• **What you will do**
Count every line that has the word "Poids" in it; give no more than the number.

• **Records contained in a dataset**
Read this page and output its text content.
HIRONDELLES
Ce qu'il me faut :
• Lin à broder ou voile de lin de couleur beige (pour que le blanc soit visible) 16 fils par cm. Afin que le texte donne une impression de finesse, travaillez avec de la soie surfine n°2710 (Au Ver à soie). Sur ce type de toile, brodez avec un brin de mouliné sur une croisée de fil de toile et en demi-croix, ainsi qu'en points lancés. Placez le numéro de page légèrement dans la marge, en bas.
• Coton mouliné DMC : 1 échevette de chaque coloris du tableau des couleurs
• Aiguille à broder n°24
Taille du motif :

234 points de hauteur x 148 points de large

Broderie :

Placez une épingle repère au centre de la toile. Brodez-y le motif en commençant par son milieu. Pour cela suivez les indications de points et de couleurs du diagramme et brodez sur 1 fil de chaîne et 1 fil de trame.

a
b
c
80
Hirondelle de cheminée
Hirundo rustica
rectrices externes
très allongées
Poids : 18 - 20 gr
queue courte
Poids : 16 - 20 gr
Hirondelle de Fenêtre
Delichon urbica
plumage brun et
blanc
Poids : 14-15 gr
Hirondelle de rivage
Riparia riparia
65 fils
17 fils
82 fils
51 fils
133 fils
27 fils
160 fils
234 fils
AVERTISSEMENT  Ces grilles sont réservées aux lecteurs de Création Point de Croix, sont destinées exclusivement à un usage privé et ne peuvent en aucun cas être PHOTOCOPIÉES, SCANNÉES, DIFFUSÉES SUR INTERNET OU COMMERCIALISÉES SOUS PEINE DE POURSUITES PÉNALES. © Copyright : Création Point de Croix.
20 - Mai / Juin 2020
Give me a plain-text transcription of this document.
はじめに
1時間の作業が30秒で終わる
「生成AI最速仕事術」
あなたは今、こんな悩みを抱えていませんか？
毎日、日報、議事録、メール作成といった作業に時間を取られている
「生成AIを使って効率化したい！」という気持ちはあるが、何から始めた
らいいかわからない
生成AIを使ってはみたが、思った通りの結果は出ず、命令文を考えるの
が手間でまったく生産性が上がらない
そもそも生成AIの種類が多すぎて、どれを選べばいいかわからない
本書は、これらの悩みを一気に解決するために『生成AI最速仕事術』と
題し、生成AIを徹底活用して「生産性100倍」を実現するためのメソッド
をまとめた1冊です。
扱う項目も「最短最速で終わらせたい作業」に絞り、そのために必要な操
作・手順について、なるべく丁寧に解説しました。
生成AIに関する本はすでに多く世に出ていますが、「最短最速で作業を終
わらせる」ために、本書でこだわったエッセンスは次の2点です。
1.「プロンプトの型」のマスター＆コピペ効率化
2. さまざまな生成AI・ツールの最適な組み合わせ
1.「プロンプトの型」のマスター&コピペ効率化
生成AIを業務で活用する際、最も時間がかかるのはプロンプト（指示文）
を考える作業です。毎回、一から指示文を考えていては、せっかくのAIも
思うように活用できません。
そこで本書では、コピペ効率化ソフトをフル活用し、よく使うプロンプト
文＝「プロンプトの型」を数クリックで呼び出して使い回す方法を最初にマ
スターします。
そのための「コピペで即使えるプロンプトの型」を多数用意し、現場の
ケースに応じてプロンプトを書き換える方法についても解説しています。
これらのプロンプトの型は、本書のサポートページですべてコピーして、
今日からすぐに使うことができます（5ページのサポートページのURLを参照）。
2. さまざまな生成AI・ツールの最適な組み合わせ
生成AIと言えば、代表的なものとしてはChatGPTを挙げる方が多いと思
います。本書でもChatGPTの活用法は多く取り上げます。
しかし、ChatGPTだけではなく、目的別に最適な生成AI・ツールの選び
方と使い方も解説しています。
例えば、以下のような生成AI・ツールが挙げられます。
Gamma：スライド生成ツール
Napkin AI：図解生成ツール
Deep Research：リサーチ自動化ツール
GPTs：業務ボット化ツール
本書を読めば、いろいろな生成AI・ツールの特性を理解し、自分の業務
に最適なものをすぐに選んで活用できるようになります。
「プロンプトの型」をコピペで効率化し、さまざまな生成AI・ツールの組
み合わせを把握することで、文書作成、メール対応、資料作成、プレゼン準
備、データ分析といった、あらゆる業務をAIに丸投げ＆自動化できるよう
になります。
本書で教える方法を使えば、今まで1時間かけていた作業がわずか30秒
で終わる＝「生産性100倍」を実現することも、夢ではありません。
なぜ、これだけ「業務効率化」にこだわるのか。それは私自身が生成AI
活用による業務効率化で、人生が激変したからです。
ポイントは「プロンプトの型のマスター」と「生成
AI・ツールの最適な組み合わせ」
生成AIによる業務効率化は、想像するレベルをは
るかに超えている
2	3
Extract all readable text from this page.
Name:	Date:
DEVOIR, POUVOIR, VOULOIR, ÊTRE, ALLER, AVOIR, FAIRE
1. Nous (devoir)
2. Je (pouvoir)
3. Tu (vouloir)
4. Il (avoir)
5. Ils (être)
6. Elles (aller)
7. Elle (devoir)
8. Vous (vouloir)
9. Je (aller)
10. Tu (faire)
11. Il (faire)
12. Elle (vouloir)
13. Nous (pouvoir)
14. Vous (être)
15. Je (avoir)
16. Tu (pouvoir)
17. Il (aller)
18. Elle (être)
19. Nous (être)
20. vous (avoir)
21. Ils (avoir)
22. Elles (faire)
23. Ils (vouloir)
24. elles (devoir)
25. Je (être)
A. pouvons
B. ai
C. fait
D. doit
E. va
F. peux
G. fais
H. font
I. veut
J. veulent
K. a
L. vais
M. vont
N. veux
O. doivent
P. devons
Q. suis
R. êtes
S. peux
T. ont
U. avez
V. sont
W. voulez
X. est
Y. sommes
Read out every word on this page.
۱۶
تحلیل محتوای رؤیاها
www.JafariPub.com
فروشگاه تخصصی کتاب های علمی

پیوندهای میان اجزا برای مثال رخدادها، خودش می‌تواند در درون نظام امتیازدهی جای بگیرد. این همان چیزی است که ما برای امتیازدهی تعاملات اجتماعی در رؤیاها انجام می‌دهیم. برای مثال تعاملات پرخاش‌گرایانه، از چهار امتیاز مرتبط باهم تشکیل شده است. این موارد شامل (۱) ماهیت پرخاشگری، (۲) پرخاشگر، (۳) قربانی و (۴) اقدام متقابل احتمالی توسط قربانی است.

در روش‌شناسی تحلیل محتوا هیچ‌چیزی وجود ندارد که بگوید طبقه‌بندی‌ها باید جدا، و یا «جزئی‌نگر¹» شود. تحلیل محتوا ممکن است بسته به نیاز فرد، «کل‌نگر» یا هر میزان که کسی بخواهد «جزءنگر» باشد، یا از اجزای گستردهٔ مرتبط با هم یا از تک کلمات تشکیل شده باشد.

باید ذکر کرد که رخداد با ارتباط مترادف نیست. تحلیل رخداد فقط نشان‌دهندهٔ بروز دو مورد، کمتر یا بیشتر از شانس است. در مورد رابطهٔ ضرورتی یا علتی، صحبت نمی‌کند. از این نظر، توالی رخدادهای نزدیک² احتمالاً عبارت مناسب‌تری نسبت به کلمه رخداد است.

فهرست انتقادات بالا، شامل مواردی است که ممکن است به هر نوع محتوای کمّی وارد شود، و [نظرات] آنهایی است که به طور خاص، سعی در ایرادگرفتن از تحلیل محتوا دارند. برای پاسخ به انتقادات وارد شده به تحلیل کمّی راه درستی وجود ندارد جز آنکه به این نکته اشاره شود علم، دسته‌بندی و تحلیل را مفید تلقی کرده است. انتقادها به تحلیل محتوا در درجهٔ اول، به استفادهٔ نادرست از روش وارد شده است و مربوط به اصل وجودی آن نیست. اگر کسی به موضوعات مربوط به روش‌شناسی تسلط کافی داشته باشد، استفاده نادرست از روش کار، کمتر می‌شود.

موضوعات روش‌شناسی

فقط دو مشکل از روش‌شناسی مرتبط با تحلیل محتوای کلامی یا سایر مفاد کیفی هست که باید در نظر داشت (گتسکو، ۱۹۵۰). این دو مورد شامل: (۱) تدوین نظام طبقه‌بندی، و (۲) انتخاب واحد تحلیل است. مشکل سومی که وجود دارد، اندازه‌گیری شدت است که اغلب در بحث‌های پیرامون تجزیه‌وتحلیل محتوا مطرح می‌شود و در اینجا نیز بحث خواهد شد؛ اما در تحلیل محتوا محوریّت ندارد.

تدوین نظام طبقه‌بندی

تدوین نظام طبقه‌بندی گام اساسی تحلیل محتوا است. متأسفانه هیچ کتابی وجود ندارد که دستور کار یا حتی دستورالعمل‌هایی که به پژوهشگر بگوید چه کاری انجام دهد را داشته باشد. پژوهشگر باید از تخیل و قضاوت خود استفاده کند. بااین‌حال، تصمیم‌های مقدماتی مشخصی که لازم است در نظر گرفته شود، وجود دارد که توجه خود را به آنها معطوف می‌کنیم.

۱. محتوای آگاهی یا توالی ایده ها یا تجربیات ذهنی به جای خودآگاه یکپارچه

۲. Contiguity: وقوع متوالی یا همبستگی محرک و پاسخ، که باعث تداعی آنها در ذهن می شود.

• **Result**
3